● Do this
Select lines where the word "Курганской" appears.

[Source data]
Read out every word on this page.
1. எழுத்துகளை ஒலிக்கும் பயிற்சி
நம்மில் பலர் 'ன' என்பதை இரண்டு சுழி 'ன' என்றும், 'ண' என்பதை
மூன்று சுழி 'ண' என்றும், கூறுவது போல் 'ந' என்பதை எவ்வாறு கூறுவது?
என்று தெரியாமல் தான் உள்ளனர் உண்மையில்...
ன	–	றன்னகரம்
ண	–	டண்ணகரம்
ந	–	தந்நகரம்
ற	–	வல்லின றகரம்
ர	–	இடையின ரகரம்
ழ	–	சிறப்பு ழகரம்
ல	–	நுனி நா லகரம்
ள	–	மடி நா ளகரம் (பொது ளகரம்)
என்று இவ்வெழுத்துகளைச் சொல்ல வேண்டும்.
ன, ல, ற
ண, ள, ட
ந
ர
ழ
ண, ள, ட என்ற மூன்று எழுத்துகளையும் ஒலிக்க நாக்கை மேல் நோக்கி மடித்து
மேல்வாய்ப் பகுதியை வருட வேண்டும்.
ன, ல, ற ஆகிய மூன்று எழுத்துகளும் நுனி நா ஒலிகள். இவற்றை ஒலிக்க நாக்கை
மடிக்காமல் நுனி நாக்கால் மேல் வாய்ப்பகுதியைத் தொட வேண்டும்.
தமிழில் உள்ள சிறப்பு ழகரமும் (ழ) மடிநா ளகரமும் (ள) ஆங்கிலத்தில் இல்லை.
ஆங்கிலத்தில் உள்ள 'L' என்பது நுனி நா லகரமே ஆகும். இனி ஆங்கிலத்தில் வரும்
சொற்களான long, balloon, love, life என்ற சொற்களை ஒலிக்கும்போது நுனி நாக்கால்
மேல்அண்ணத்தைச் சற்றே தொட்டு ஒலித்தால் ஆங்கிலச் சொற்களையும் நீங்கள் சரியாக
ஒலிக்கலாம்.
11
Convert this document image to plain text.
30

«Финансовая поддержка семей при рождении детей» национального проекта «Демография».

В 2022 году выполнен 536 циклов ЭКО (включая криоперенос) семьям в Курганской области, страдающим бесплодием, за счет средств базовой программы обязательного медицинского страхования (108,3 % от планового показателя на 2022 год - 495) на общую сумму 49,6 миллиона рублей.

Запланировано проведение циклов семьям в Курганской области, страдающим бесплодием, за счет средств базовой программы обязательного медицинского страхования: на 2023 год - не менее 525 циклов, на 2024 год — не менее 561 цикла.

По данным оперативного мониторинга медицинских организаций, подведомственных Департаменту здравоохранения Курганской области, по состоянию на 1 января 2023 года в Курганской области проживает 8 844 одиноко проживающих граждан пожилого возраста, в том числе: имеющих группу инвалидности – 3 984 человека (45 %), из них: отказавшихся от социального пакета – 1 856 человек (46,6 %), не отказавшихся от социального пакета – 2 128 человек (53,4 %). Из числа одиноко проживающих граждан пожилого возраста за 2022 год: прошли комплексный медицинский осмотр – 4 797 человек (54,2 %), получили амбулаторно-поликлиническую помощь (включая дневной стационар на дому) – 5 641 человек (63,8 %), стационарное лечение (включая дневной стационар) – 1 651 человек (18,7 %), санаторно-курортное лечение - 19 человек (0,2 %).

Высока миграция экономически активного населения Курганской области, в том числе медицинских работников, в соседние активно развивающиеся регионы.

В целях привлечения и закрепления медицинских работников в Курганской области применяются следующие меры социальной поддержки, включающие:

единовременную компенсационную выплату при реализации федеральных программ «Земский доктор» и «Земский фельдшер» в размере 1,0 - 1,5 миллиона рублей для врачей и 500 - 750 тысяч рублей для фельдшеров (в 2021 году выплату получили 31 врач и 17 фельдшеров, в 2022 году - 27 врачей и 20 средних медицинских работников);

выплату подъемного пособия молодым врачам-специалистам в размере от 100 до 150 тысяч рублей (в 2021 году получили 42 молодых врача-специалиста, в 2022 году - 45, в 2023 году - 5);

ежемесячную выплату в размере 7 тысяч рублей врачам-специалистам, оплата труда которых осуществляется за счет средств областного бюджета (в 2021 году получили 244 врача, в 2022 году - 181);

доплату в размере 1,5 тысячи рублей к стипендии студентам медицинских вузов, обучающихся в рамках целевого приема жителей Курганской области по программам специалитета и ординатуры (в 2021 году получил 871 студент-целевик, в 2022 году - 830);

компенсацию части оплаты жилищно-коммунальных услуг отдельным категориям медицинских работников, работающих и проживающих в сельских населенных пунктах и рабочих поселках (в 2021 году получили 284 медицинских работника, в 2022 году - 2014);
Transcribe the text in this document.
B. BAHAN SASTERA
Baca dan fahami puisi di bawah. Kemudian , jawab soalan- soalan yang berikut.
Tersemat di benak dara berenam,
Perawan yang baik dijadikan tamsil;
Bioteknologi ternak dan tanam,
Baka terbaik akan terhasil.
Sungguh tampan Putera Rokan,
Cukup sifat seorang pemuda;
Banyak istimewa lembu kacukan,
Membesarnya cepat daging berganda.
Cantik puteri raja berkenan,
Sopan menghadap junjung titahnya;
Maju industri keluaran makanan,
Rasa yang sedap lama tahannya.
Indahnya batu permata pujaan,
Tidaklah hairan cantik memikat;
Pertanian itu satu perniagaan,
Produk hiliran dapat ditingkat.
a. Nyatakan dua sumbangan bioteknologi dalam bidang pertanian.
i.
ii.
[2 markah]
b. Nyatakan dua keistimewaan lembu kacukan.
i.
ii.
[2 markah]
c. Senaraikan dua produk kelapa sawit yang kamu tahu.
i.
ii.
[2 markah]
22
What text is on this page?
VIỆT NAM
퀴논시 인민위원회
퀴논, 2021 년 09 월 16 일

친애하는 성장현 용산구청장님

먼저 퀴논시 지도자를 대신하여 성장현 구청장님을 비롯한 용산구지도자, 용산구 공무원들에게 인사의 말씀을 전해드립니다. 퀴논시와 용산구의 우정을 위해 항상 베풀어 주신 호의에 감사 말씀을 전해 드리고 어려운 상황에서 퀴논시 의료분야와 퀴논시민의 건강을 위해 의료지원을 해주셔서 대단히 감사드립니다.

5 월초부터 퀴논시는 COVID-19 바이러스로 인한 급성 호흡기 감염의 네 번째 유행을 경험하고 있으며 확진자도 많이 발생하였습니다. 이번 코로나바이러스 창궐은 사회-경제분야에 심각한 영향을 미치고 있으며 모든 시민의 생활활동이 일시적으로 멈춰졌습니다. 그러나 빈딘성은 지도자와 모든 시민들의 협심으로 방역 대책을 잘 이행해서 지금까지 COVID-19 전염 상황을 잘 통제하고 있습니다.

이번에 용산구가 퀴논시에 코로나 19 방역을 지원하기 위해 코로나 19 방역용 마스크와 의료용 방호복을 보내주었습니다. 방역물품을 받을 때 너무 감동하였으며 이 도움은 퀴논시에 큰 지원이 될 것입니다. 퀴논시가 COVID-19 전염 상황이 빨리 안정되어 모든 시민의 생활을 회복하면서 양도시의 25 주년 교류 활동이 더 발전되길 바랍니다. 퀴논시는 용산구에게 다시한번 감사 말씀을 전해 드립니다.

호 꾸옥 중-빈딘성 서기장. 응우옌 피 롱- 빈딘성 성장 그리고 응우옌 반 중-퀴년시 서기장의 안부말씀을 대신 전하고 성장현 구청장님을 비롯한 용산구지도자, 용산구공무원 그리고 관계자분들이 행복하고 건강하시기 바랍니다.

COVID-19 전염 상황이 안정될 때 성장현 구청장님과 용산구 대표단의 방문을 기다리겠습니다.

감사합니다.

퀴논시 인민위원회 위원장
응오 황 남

● Task solution
В 2022 году выполнен 536 циклов ЭКО (включая криоперенос) семьям в Курганской области, страдающим бесплодием, за счет средств базовой программы обязательного медицинского страхования (108,3 % от планового показателя на 2022 год - 495) на общую сумму 49,6 миллиона рублей.
Запланировано проведение циклов семьям в Курганской области, страдающим бесплодием, за счет средств базовой программы обязательного медицинского страхования: на 2023 год - не менее 525 циклов, на 2024 год — не менее 561 цикла.
По данным оперативного мониторинга медицинских организаций, подведомственных Департаменту здравоохранения Курганской области, по состоянию на 1 января 2023 года в Курганской области проживает 8 844 одиноко проживающих граждан пожилого возраста, в том числе: имеющих группу инвалидности – 3 984 человека (45 %), из них: отказавшихся от социального пакета – 1 856 человек (46,6 %), не отказавшихся от социального пакета – 2 128 человек (53,4 %). Из числа одиноко проживающих граждан пожилого возраста за 2022 год: прошли комплексный медицинский осмотр – 4 797 человек (54,2 %), получили амбулаторно-поликлиническую помощь (включая дневной стационар на дому) – 5 641 человек (63,8 %), стационарное лечение (включая дневной стационар) – 1 651 человек (18,7 %), санаторно-курортное лечение - 19 человек (0,2 %).
Высока миграция экономически активного населения Курганской области, в том числе медицинских работников, в соседние активно развивающиеся регионы.
В целях привлечения и закрепления медицинских работников в Курганской области применяются следующие меры социальной поддержки, включающие:
доплату в размере 1,5 тысячи рублей к стипендии студентам медицинских вузов, обучающихся в рамках целевого приема жителей Курганской области по программам специалитета и ординатуры (в 2021 году получил 871 студент-целевик, в 2022 году - 830);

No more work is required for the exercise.